## To be done:
In the data below, find every line that has the string "Price", and copy it.
--- --- ---
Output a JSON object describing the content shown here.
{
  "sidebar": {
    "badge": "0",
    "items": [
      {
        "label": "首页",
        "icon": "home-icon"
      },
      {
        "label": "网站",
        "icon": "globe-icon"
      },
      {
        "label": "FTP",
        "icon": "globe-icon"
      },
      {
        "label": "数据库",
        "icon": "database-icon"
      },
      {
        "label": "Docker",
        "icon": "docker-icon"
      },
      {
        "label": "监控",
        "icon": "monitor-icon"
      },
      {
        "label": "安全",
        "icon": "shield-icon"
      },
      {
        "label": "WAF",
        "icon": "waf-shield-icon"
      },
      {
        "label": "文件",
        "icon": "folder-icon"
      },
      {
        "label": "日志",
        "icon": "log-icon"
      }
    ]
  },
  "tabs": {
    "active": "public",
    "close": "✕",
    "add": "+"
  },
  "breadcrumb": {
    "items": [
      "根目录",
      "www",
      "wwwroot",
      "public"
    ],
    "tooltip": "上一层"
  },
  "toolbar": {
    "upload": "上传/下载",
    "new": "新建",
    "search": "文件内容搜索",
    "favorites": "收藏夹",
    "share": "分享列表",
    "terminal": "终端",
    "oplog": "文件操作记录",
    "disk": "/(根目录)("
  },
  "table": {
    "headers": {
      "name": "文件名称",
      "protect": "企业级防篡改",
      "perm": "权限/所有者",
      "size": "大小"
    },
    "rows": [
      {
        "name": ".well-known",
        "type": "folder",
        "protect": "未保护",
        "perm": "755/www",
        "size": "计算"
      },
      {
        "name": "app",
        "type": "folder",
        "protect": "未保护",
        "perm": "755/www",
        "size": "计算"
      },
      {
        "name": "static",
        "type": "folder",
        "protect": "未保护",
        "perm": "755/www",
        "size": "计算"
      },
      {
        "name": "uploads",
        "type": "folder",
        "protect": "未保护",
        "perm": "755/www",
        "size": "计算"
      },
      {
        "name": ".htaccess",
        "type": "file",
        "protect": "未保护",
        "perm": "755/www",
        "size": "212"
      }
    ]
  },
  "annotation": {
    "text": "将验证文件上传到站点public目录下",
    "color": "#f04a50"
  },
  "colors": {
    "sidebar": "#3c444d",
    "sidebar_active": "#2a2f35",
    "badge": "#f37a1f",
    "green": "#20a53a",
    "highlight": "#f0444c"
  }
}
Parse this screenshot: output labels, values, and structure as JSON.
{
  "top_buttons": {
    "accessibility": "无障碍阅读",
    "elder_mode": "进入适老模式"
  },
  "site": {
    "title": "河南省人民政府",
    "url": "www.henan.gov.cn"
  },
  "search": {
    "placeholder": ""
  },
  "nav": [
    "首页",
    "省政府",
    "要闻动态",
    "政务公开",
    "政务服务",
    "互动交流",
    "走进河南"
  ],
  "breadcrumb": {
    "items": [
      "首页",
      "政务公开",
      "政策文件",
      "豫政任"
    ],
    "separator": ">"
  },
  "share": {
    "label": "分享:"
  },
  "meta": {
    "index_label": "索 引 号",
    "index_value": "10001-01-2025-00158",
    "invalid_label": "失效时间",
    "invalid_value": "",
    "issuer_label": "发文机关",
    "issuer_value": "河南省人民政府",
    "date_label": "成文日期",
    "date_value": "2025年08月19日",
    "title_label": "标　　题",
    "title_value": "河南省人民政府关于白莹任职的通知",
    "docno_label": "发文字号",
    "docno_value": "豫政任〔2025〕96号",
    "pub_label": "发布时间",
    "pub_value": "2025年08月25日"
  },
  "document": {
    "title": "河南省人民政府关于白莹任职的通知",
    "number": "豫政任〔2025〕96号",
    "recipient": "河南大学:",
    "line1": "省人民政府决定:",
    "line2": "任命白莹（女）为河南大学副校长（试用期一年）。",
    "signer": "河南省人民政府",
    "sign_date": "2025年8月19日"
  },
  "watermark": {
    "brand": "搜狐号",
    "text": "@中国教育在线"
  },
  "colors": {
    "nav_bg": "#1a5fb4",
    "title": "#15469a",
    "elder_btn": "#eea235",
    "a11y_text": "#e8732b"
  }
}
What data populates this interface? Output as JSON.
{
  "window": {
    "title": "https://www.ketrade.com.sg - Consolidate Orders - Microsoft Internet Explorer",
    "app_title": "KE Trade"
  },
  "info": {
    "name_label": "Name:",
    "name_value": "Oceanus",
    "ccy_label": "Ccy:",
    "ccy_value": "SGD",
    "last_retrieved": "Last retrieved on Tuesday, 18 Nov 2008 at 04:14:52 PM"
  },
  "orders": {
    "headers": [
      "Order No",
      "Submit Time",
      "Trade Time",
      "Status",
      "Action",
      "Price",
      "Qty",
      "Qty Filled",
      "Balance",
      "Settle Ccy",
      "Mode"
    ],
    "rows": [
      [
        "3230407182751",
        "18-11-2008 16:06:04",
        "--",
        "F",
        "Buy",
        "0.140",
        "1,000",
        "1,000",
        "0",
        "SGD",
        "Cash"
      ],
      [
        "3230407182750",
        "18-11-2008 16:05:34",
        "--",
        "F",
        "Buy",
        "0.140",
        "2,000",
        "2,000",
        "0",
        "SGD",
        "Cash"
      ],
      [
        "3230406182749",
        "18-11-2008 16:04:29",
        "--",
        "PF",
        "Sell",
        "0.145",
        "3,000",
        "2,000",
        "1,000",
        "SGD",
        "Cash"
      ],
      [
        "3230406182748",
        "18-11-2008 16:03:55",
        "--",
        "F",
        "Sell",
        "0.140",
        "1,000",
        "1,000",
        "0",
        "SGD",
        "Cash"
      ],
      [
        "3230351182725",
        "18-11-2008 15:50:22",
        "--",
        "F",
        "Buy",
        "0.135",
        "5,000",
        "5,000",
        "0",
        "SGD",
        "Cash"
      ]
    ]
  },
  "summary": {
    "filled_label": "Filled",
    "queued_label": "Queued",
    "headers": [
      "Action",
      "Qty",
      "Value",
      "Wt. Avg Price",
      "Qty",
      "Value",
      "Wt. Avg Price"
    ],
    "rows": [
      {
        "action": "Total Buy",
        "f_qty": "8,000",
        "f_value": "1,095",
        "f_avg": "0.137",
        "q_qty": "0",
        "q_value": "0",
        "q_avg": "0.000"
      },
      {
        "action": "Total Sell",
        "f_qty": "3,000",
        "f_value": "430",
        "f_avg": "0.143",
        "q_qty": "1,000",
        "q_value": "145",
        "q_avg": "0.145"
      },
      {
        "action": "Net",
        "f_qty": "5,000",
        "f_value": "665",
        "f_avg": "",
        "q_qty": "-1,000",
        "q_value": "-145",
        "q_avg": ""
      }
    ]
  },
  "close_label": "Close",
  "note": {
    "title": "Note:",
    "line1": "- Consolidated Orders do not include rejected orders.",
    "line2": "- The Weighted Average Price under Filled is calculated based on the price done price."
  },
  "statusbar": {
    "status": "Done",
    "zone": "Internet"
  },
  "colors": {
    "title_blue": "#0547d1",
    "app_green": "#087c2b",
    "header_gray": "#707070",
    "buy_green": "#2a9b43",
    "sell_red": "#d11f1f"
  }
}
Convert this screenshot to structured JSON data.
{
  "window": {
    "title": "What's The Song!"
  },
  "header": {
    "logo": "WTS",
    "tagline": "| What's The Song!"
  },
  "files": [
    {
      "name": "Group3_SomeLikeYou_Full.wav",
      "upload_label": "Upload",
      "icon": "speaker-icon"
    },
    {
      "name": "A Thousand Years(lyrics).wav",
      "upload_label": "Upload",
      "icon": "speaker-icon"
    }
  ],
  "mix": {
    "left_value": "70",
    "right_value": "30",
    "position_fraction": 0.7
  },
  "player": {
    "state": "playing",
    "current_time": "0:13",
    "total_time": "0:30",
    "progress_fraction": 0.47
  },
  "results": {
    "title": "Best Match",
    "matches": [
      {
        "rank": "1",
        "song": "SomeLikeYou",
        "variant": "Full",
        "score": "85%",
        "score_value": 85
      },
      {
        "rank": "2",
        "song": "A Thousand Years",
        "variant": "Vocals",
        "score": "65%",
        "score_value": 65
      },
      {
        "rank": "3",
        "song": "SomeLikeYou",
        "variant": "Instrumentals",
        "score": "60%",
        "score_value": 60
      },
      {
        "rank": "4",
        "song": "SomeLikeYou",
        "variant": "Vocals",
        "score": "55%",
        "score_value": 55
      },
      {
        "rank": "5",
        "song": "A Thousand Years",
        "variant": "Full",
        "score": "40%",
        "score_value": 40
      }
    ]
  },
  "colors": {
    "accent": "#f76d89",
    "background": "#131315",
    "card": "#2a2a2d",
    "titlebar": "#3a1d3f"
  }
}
--- --- ---
## Answer:
      "Price",
      "Wt. Avg Price",
      "Wt. Avg Price"
    "line2": "- The Weighted Average Price under Filled is calculated based on the price done price."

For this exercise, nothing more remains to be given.